** Set exercise **
Extract everything from the first line of the entries below down to the line that contains "text: and Load", both included, and reproduce each of those lines without any change.

** Start **

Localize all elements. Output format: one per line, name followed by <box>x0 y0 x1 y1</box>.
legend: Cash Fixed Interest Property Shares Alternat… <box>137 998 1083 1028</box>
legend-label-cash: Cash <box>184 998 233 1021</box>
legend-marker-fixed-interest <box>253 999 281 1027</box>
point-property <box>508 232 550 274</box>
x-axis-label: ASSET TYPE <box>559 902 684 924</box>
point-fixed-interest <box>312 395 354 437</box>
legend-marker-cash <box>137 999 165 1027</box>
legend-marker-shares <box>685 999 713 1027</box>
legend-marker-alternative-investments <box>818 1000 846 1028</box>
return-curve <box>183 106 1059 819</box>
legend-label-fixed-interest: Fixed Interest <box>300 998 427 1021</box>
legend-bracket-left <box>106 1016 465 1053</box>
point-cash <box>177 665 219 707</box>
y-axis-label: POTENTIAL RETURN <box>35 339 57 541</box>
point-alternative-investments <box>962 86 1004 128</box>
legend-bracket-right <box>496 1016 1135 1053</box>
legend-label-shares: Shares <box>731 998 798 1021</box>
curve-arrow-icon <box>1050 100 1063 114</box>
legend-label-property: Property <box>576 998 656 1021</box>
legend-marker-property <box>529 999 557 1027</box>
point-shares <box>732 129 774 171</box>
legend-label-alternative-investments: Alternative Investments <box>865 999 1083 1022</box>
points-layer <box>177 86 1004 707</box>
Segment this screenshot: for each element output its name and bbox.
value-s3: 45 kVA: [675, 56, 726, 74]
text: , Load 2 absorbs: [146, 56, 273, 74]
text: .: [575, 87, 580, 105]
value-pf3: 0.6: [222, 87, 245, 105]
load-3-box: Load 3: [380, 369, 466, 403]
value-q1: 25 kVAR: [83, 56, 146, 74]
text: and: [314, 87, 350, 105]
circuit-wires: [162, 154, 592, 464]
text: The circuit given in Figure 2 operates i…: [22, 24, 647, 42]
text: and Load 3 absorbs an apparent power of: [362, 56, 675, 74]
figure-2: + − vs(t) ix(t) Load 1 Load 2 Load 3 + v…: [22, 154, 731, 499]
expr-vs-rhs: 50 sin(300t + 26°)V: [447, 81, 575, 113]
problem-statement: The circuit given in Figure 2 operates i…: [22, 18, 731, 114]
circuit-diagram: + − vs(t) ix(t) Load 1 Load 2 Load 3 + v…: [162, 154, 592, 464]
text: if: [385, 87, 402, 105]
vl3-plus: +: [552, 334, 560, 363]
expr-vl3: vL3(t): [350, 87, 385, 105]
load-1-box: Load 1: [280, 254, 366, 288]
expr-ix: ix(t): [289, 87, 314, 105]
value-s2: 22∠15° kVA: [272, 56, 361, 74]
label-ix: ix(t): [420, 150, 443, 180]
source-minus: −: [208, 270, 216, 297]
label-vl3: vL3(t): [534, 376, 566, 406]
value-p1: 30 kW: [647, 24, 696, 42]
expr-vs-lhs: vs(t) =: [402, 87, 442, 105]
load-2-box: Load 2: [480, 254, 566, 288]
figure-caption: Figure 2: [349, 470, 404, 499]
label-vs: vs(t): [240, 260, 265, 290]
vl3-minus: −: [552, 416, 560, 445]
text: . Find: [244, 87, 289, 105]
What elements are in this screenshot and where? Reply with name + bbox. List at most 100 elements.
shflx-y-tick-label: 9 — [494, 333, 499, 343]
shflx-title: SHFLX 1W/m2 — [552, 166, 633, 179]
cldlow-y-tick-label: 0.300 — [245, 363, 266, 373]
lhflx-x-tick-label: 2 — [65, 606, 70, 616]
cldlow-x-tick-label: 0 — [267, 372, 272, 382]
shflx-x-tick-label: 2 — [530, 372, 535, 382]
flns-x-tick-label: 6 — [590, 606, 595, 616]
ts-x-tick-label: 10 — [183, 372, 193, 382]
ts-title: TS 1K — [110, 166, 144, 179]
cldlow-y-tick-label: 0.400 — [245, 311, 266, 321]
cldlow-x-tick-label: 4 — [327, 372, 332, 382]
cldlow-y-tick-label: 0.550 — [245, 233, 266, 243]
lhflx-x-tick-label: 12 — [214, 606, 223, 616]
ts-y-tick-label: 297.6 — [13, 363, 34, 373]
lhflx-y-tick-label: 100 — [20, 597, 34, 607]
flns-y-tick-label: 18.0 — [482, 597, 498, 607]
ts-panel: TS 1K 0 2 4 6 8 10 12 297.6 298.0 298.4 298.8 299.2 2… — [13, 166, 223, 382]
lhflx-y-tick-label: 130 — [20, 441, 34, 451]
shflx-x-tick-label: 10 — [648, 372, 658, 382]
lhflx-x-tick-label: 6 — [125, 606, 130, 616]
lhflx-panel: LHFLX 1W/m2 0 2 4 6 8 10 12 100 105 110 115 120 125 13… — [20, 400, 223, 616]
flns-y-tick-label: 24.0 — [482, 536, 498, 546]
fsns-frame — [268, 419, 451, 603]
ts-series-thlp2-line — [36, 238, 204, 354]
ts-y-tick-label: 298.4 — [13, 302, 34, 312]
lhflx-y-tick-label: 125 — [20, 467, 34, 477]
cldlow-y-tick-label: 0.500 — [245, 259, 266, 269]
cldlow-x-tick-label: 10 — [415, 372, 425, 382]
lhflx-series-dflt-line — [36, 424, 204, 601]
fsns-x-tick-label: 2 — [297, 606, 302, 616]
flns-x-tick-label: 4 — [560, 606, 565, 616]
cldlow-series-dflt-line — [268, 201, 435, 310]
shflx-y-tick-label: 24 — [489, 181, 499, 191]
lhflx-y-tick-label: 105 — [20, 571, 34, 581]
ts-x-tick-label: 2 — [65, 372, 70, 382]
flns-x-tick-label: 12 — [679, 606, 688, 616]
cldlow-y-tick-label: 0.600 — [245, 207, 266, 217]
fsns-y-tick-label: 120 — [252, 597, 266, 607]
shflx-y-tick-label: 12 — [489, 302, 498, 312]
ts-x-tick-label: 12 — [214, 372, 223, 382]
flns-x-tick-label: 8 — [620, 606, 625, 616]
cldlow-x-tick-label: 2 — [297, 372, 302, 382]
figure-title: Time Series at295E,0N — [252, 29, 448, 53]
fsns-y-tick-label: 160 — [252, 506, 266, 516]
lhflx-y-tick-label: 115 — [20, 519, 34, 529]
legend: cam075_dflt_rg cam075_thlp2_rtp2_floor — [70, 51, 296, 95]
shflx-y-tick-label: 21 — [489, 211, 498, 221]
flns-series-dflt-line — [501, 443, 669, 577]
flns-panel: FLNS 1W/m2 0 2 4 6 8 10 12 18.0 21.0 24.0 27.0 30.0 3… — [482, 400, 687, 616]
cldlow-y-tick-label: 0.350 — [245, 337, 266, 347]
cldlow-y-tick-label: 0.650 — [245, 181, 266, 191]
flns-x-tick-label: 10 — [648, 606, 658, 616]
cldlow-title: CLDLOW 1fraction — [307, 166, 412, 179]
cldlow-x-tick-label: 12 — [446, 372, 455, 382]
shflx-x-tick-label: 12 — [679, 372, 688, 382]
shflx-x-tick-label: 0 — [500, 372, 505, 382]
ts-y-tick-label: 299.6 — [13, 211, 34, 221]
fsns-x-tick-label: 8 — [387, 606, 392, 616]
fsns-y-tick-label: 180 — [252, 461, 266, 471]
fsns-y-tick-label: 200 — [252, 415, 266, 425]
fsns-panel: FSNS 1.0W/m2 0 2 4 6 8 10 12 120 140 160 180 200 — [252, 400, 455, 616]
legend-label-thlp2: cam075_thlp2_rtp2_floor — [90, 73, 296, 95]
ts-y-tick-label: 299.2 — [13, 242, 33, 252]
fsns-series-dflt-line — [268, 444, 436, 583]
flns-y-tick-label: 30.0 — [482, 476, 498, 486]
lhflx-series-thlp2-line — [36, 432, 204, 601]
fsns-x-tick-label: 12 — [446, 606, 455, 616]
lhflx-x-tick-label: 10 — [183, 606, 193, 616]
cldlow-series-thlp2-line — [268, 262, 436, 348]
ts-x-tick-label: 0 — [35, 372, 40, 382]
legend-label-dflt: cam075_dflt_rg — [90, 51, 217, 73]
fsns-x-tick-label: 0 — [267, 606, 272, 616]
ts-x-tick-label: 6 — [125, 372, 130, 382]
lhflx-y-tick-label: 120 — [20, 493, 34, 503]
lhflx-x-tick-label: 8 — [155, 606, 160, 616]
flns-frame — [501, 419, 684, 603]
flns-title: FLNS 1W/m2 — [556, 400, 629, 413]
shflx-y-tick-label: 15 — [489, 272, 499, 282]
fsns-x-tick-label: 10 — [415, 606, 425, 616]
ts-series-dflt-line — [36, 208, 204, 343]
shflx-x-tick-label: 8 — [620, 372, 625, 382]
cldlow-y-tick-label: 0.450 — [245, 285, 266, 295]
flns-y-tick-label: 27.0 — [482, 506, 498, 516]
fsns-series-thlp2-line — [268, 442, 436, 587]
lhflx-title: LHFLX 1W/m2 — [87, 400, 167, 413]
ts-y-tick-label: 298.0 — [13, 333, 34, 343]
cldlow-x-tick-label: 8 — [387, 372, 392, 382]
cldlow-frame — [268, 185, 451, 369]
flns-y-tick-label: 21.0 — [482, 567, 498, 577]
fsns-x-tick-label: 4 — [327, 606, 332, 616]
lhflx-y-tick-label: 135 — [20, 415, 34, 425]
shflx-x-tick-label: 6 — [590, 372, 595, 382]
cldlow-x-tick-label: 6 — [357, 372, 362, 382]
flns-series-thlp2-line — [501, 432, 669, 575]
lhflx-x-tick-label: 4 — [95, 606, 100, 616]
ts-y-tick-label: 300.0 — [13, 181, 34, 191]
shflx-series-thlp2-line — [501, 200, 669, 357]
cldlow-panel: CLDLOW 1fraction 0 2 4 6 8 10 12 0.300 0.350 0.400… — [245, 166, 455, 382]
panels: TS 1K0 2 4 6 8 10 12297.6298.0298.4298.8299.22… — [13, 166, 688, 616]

** End **

** Problem solution **
Localize all elements. Output format: one per line, name followed by <box>x0 y0 x1 y1</box>.
legend: Cash Fixed Interest Property Shares Alternat… <box>137 998 1083 1028</box>
legend-label-cash: Cash <box>184 998 233 1021</box>
legend-marker-fixed-interest <box>253 999 281 1027</box>
point-property <box>508 232 550 274</box>
x-axis-label: ASSET TYPE <box>559 902 684 924</box>
point-fixed-interest <box>312 395 354 437</box>
legend-marker-cash <box>137 999 165 1027</box>
legend-marker-shares <box>685 999 713 1027</box>
legend-marker-alternative-investments <box>818 1000 846 1028</box>
return-curve <box>183 106 1059 819</box>
legend-label-fixed-interest: Fixed Interest <box>300 998 427 1021</box>
legend-bracket-left <box>106 1016 465 1053</box>
point-cash <box>177 665 219 707</box>
y-axis-label: POTENTIAL RETURN <box>35 339 57 541</box>
point-alternative-investments <box>962 86 1004 128</box>
legend-bracket-right <box>496 1016 1135 1053</box>
legend-label-shares: Shares <box>731 998 798 1021</box>
curve-arrow-icon <box>1050 100 1063 114</box>
legend-label-property: Property <box>576 998 656 1021</box>
legend-marker-property <box>529 999 557 1027</box>
point-shares <box>732 129 774 171</box>
legend-label-alternative-investments: Alternative Investments <box>865 999 1083 1022</box>
points-layer <box>177 86 1004 707</box>
Segment this screenshot: for each element output its name and bbox.
value-s3: 45 kVA: [675, 56, 726, 74]
text: , Load 2 absorbs: [146, 56, 273, 74]
text: .: [575, 87, 580, 105]
value-pf3: 0.6: [222, 87, 245, 105]
load-3-box: Load 3: [380, 369, 466, 403]
value-q1: 25 kVAR: [83, 56, 146, 74]
text: and: [314, 87, 350, 105]
circuit-wires: [162, 154, 592, 464]
text: The circuit given in Figure 2 operates i…: [22, 24, 647, 42]
text: and Load 3 absorbs an apparent power of: [362, 56, 675, 74]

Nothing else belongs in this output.